**** PROVIDED ENTRIES

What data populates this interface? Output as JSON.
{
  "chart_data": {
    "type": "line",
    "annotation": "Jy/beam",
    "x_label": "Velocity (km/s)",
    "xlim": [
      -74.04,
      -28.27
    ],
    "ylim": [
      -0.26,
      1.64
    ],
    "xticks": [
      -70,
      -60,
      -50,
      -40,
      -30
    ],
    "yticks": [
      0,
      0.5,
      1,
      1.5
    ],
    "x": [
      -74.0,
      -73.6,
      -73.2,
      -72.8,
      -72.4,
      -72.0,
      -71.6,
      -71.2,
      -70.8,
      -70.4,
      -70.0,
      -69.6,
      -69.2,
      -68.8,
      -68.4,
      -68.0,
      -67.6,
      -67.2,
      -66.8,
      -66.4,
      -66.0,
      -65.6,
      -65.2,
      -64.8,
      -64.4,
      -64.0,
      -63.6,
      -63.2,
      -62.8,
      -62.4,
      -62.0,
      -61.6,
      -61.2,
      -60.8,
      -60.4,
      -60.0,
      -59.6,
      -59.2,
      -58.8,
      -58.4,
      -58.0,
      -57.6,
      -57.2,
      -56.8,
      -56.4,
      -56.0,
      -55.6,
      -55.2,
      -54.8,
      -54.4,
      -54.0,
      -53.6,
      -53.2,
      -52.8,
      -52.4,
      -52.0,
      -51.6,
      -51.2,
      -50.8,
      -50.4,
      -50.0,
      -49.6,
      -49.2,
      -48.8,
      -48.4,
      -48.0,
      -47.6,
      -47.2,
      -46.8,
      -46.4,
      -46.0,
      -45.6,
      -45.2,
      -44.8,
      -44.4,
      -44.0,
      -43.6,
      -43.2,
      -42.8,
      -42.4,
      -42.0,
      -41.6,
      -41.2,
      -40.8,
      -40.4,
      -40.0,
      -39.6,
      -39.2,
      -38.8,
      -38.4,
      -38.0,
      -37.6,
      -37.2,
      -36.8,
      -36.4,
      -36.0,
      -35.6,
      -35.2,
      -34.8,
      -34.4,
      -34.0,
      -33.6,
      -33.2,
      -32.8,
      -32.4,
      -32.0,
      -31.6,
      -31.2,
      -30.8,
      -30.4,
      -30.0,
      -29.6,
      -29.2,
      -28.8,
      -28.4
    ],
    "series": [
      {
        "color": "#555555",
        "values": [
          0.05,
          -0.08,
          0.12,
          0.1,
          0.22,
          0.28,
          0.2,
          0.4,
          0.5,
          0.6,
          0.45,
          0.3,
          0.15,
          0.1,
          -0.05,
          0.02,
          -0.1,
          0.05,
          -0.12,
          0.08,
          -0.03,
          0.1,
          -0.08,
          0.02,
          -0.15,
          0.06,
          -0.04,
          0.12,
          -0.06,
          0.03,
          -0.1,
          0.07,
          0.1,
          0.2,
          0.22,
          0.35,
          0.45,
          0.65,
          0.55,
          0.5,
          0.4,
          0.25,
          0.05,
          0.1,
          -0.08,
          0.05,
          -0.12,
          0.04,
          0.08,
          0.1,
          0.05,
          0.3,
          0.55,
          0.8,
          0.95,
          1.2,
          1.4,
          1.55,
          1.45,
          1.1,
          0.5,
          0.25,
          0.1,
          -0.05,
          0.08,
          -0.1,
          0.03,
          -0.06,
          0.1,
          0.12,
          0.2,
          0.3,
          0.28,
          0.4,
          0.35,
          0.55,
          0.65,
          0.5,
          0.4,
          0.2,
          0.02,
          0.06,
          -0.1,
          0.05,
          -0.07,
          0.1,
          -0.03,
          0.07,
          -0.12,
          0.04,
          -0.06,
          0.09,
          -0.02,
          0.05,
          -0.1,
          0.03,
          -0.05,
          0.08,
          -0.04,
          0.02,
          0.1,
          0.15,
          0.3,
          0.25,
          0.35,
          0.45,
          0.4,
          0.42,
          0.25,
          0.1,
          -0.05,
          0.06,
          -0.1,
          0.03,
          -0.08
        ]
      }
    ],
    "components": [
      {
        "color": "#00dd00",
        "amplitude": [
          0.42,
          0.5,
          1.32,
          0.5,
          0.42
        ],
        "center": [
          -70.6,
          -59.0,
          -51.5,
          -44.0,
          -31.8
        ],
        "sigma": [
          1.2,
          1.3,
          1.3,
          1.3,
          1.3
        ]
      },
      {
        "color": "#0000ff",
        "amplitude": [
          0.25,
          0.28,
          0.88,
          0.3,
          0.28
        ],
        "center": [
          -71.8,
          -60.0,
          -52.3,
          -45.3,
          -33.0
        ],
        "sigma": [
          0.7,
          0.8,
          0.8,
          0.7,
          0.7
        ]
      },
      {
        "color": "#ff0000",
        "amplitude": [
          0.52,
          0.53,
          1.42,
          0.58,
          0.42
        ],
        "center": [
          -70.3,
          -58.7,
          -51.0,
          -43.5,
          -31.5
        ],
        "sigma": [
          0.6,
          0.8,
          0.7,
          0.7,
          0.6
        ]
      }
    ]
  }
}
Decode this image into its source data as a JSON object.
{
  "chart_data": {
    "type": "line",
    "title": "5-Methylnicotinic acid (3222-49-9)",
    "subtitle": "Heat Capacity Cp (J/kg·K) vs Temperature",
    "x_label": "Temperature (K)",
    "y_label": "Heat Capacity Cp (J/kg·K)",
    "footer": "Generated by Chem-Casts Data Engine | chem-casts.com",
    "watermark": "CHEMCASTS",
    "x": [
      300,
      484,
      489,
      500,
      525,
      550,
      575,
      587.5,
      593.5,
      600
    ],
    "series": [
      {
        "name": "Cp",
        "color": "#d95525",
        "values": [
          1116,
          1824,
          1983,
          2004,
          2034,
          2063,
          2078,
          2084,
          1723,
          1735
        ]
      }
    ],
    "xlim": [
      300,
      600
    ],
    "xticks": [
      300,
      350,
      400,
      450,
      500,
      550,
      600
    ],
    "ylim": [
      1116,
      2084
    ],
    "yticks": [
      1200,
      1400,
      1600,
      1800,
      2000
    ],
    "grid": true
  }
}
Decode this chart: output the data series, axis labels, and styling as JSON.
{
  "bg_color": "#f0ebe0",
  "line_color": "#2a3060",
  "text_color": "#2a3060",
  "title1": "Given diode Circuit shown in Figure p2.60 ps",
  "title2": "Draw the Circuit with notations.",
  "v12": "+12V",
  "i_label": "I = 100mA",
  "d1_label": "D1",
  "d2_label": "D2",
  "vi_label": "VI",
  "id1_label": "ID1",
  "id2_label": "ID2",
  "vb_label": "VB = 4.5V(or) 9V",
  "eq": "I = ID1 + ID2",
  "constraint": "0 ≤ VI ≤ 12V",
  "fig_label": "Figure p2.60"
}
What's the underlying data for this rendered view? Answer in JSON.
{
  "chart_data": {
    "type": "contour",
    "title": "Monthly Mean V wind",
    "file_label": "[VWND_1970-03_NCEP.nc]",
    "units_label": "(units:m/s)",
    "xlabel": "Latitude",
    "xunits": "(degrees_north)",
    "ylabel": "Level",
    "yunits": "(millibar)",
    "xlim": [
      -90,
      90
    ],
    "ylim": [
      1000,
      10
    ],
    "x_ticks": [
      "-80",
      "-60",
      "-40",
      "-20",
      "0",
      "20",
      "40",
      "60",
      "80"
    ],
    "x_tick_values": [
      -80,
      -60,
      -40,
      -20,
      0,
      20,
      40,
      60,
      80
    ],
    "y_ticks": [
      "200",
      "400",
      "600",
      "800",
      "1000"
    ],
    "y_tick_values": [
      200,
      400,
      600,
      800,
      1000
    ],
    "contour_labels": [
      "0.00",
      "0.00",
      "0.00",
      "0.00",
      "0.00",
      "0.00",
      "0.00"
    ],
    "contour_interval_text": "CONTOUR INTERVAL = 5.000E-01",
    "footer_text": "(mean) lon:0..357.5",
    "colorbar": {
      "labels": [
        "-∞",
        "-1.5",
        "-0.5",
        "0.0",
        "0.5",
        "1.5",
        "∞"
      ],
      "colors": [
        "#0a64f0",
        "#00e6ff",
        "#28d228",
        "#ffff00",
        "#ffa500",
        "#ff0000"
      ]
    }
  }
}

********

- PROBLEM TO SOLVE
Wherever the string "Capacity" appears in the entries above, list that line.

- ANSWER TO THIS EXERCISE
    "subtitle": "Heat Capacity Cp (J/kg·K) vs Temperature",
    "y_label": "Heat Capacity Cp (J/kg·K)",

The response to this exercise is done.